What needs to be done: Leave out the images and repeat the listing below without a single change.

Material shown:

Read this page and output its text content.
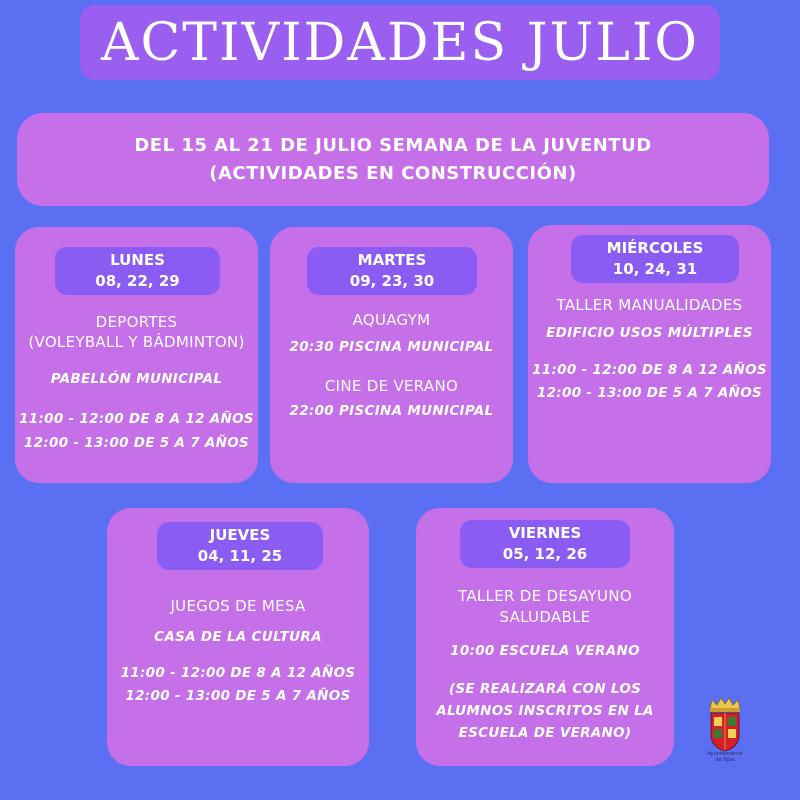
ACTIVIDADES JULIO
DEL 15 AL 21 DE JULIO SEMANA DE LA JUVENTUD
(ACTIVIDADES EN CONSTRUCCIÓN)
LUNES
08, 22, 29
DEPORTES
(VOLEYBALL Y BÁDMINTON)
PABELLÓN MUNICIPAL
11:00 - 12:00 DE 8 A 12 AÑOS
12:00 - 13:00 DE 5 A 7 AÑOS
MARTES
09, 23, 30
AQUAGYM
20:30 PISCINA MUNICIPAL
CINE DE VERANO
22:00 PISCINA MUNICIPAL
MIÉRCOLES
10, 24, 31
TALLER MANUALIDADES
EDIFICIO USOS MÚLTIPLES
11:00 - 12:00 DE 8 A 12 AÑOS
12:00 - 13:00 DE 5 A 7 AÑOS
JUEVES
04, 11, 25
JUEGOS DE MESA
CASA DE LA CULTURA
11:00 - 12:00 DE 8 A 12 AÑOS
12:00 - 13:00 DE 5 A 7 AÑOS
VIERNES
05, 12, 26
TALLER DE DESAYUNO
SALUDABLE
10:00 ESCUELA VERANO
(SE REALIZARÁ CON LOS
ALUMNOS INSCRITOS EN LA
ESCUELA DE VERANO)
Ayuntamiento
de Tobe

Output of the exercise:
Read this page and output its text content.
ACTIVIDADES JULIO
DEL 15 AL 21 DE JULIO SEMANA DE LA JUVENTUD
(ACTIVIDADES EN CONSTRUCCIÓN)
LUNES
08, 22, 29
DEPORTES
(VOLEYBALL Y BÁDMINTON)
PABELLÓN MUNICIPAL
11:00 - 12:00 DE 8 A 12 AÑOS
12:00 - 13:00 DE 5 A 7 AÑOS
MARTES
09, 23, 30
AQUAGYM
20:30 PISCINA MUNICIPAL
CINE DE VERANO
22:00 PISCINA MUNICIPAL
MIÉRCOLES
10, 24, 31
TALLER MANUALIDADES
EDIFICIO USOS MÚLTIPLES
11:00 - 12:00 DE 8 A 12 AÑOS
12:00 - 13:00 DE 5 A 7 AÑOS
JUEVES
04, 11, 25
JUEGOS DE MESA
CASA DE LA CULTURA
11:00 - 12:00 DE 8 A 12 AÑOS
12:00 - 13:00 DE 5 A 7 AÑOS
VIERNES
05, 12, 26
TALLER DE DESAYUNO
SALUDABLE
10:00 ESCUELA VERANO
(SE REALIZARÁ CON LOS
ALUMNOS INSCRITOS EN LA
ESCUELA DE VERANO)
Ayuntamiento
de Tobe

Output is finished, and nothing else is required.